_Exercise aim_. Every record that follows should be printed verbatim.

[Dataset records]

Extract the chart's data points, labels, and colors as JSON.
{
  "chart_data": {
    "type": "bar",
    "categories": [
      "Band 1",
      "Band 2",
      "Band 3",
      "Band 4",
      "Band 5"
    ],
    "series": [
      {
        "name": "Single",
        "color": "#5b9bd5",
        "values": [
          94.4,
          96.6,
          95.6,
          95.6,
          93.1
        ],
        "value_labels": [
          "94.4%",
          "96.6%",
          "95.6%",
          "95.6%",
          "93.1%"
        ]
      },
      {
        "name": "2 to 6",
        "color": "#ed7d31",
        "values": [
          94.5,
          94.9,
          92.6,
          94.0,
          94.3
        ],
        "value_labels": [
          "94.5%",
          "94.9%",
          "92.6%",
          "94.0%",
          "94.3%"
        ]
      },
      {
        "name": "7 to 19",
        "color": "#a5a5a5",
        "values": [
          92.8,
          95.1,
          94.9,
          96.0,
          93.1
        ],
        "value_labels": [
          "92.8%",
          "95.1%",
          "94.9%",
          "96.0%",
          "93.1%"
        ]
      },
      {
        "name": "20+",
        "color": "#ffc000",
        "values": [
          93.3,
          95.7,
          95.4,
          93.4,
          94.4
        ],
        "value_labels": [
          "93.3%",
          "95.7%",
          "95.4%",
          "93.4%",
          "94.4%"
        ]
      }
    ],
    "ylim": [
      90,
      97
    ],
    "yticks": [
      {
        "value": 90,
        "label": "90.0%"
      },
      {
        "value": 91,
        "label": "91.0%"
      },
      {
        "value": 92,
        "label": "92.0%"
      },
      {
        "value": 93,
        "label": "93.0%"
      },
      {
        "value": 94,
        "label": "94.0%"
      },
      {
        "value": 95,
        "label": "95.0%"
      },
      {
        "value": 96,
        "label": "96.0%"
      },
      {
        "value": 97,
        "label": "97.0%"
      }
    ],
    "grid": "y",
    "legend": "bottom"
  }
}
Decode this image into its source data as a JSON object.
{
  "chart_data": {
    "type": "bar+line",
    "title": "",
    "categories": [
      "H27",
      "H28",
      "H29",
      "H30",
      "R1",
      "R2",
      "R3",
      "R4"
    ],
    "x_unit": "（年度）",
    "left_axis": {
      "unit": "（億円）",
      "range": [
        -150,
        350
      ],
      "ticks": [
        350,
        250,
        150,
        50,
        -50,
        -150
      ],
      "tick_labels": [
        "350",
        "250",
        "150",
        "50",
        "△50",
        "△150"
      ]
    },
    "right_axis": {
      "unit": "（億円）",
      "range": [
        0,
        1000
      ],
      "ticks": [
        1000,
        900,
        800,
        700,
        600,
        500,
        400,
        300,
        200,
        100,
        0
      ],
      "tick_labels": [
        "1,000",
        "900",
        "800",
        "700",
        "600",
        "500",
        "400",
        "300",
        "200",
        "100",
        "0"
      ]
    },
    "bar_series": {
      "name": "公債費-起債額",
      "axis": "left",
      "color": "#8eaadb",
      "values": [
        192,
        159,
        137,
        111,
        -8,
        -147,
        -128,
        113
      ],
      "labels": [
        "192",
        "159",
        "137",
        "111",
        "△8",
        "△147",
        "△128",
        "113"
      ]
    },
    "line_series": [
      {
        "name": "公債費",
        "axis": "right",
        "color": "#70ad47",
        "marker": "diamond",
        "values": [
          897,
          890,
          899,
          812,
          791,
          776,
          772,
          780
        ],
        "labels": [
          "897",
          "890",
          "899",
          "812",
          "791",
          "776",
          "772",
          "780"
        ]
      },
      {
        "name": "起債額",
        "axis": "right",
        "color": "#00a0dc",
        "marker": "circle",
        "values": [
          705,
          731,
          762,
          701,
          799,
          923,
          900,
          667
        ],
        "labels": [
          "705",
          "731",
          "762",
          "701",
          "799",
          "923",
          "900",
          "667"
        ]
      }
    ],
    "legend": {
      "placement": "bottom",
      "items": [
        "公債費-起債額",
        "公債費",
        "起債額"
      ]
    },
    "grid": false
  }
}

_Exercise result_.
Extract the chart's data points, labels, and colors as JSON.
{
  "chart_data": {
    "type": "bar",
    "categories": [
      "Band 1",
      "Band 2",
      "Band 3",
      "Band 4",
      "Band 5"
    ],
    "series": [
      {
        "name": "Single",
        "color": "#5b9bd5",
        "values": [
          94.4,
          96.6,
          95.6,
          95.6,
          93.1
        ],
        "value_labels": [
          "94.4%",
          "96.6%",
          "95.6%",
          "95.6%",
          "93.1%"
        ]
      },
      {
        "name": "2 to 6",
        "color": "#ed7d31",
        "values": [
          94.5,
          94.9,
          92.6,
          94.0,
          94.3
        ],
        "value_labels": [
          "94.5%",
          "94.9%",
          "92.6%",
          "94.0%",
          "94.3%"
        ]
      },
      {
        "name": "7 to 19",
        "color": "#a5a5a5",
        "values": [
          92.8,
          95.1,
          94.9,
          96.0,
          93.1
        ],
        "value_labels": [
          "92.8%",
          "95.1%",
          "94.9%",
          "96.0%",
          "93.1%"
        ]
      },
      {
        "name": "20+",
        "color": "#ffc000",
        "values": [
          93.3,
          95.7,
          95.4,
          93.4,
          94.4
        ],
        "value_labels": [
          "93.3%",
          "95.7%",
          "95.4%",
          "93.4%",
          "94.4%"
        ]
      }
    ],
    "ylim": [
      90,
      97
    ],
    "yticks": [
      {
        "value": 90,
        "label": "90.0%"
      },
      {
        "value": 91,
        "label": "91.0%"
      },
      {
        "value": 92,
        "label": "92.0%"
      },
      {
        "value": 93,
        "label": "93.0%"
      },
      {
        "value": 94,
        "label": "94.0%"
      },
      {
        "value": 95,
        "label": "95.0%"
      },
      {
        "value": 96,
        "label": "96.0%"
      },
      {
        "value": 97,
        "label": "97.0%"
      }
    ],
    "grid": "y",
    "legend": "bottom"
  }
}
Decode this image into its source data as a JSON object.
{
  "chart_data": {
    "type": "bar+line",
    "title": "",
    "categories": [
      "H27",
      "H28",
      "H29",
      "H30",
      "R1",
      "R2",
      "R3",
      "R4"
    ],
    "x_unit": "（年度）",
    "left_axis": {
      "unit": "（億円）",
      "range": [
        -150,
        350
      ],
      "ticks": [
        350,
        250,
        150,
        50,
        -50,
        -150
      ],
      "tick_labels": [
        "350",
        "250",
        "150",
        "50",
        "△50",
        "△150"
      ]
    },
    "right_axis": {
      "unit": "（億円）",
      "range": [
        0,
        1000
      ],
      "ticks": [
        1000,
        900,
        800,
        700,
        600,
        500,
        400,
        300,
        200,
        100,
        0
      ],
      "tick_labels": [
        "1,000",
        "900",
        "800",
        "700",
        "600",
        "500",
        "400",
        "300",
        "200",
        "100",
        "0"
      ]
    },
    "bar_series": {
      "name": "公債費-起債額",
      "axis": "left",
      "color": "#8eaadb",
      "values": [
        192,
        159,
        137,
        111,
        -8,
        -147,
        -128,
        113
      ],
      "labels": [
        "192",
        "159",
        "137",
        "111",
        "△8",
        "△147",
        "△128",
        "113"
      ]
    },
    "line_series": [
      {
        "name": "公債費",
        "axis": "right",
        "color": "#70ad47",
        "marker": "diamond",
        "values": [
          897,
          890,
          899,
          812,
          791,
          776,
          772,
          780
        ],
        "labels": [
          "897",
          "890",
          "899",
          "812",
          "791",
          "776",
          "772",
          "780"
        ]
      },
      {
        "name": "起債額",
        "axis": "right",
        "color": "#00a0dc",
        "marker": "circle",
        "values": [
          705,
          731,
          762,
          701,
          799,
          923,
          900,
          667
        ],
        "labels": [
          "705",
          "731",
          "762",
          "701",
          "799",
          "923",
          "900",
          "667"
        ]
      }
    ],
    "legend": {
      "placement": "bottom",
      "items": [
        "公債費-起債額",
        "公債費",
        "起債額"
      ]
    },
    "grid": false
  }
}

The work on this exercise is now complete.